▸ **WHAT NEEDS TO BE DONE**: Repeat the listing word for word. No pictures belong in the copy.

[Start STORED RECORDS]

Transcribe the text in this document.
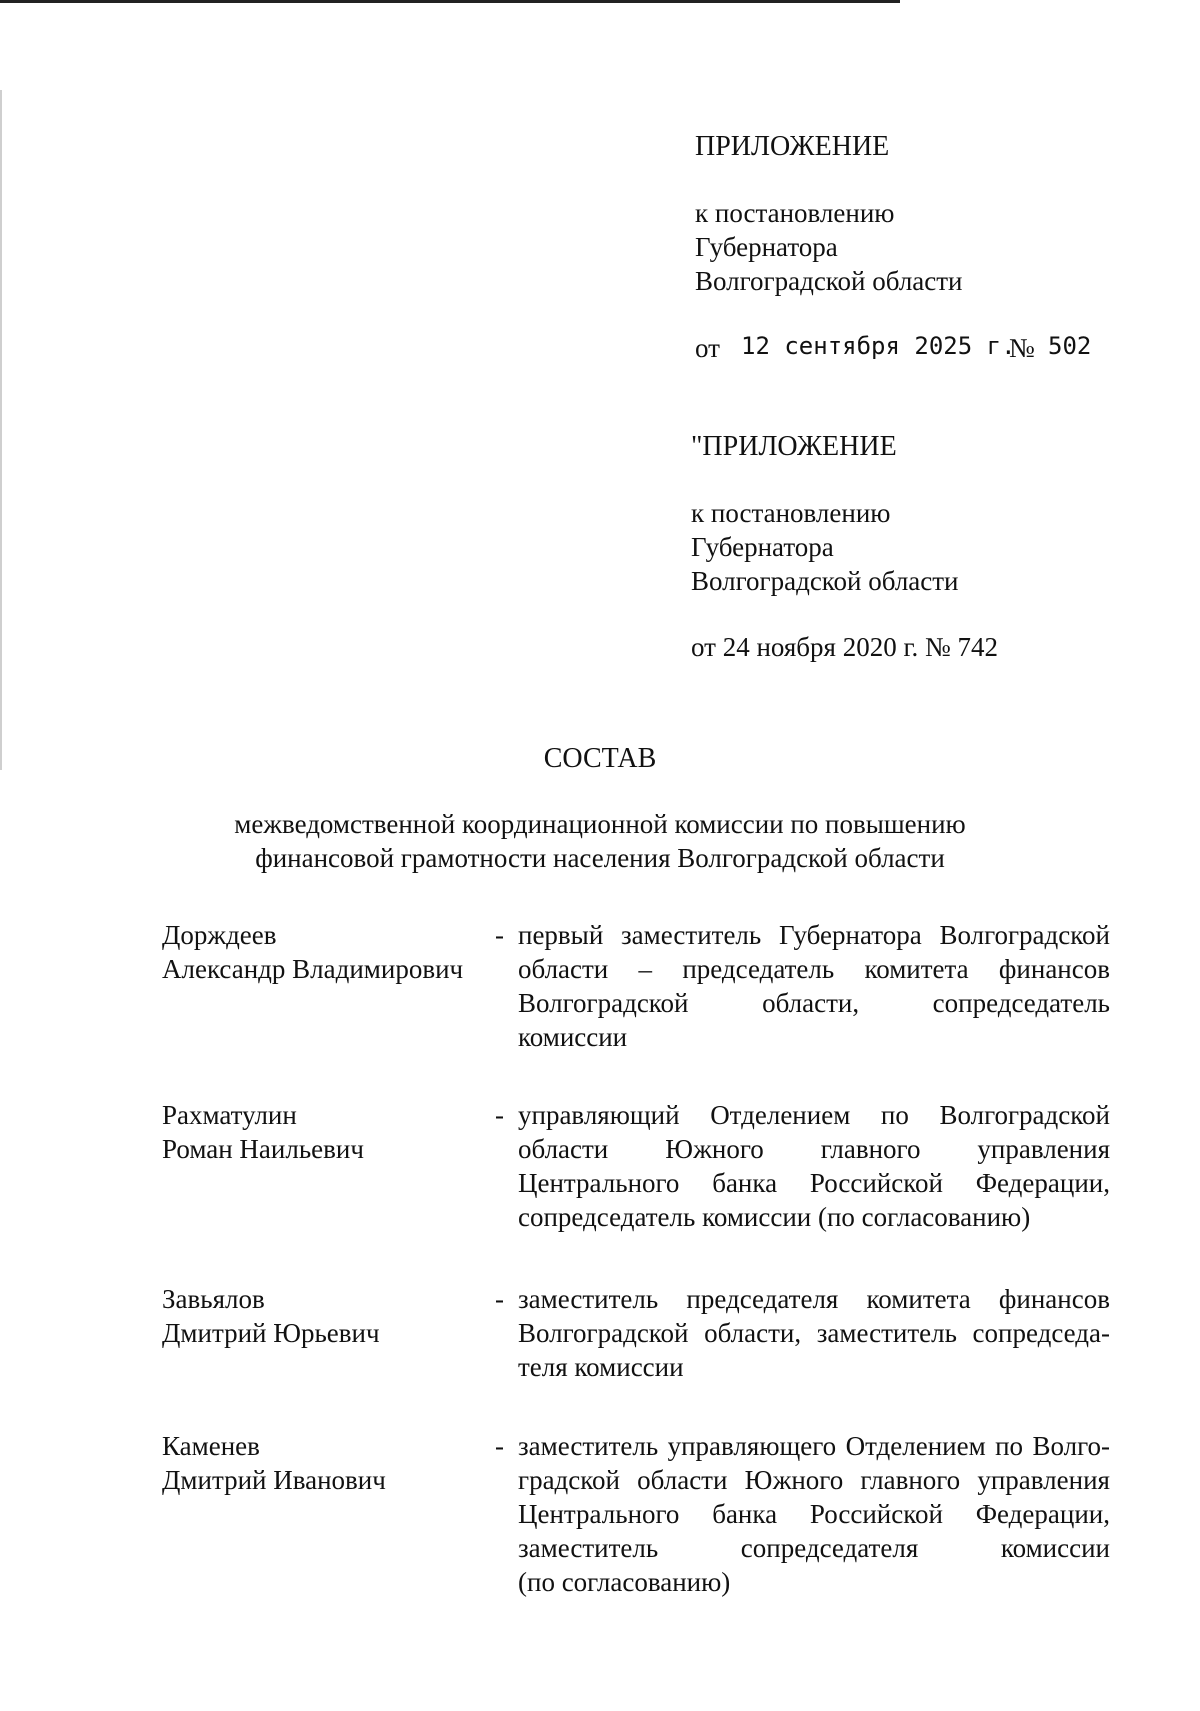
ПРИЛОЖЕНИЕ
к постановлению
Губернатора
Волгоградской области
от 12 сентября 2025 г.
№ 502
"ПРИЛОЖЕНИЕ
к постановлению
Губернатора
Волгоградской области
от 24 ноября 2020 г. № 742
СОСТАВ
межведомственной координационной комиссии по повышению
финансовой грамотности населения Волгоградской области
Дорждеев
Александр Владимирович
- первый заместитель Губернатора Волгоградской
области – председатель комитета финансов
Волгоградской	области,	сопредседатель
комиссии
Рахматулин
Роман Наильевич
- управляющий Отделением по Волгоградской
области Южного главного управления
Центрального банка Российской Федерации,
сопредседатель комиссии (по согласованию)
Завьялов
Дмитрий Юрьевич
- заместитель председателя комитета финансов
Волгоградской области, заместитель сопредседа-
теля комиссии
Каменев
Дмитрий Иванович
- заместитель управляющего Отделением по Волго-
градской области Южного главного управления
Центрального банка Российской Федерации,
заместитель	сопредседателя	комиссии
(по согласованию)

[End STORED RECORDS]

▸ **FINISHED TASK**:
Transcribe the text in this document.
ПРИЛОЖЕНИЕ
к постановлению
Губернатора
Волгоградской области
от 12 сентября 2025 г.
№ 502
"ПРИЛОЖЕНИЕ
к постановлению
Губернатора
Волгоградской области
от 24 ноября 2020 г. № 742
СОСТАВ
межведомственной координационной комиссии по повышению
финансовой грамотности населения Волгоградской области
Дорждеев
Александр Владимирович
- первый заместитель Губернатора Волгоградской
области – председатель комитета финансов
Волгоградской	области,	сопредседатель
комиссии
Рахматулин
Роман Наильевич
- управляющий Отделением по Волгоградской
области Южного главного управления
Центрального банка Российской Федерации,
сопредседатель комиссии (по согласованию)
Завьялов
Дмитрий Юрьевич
- заместитель председателя комитета финансов
Волгоградской области, заместитель сопредседа-
теля комиссии
Каменев
Дмитрий Иванович
- заместитель управляющего Отделением по Волго-
градской области Южного главного управления
Центрального банка Российской Федерации,
заместитель	сопредседателя	комиссии
(по согласованию)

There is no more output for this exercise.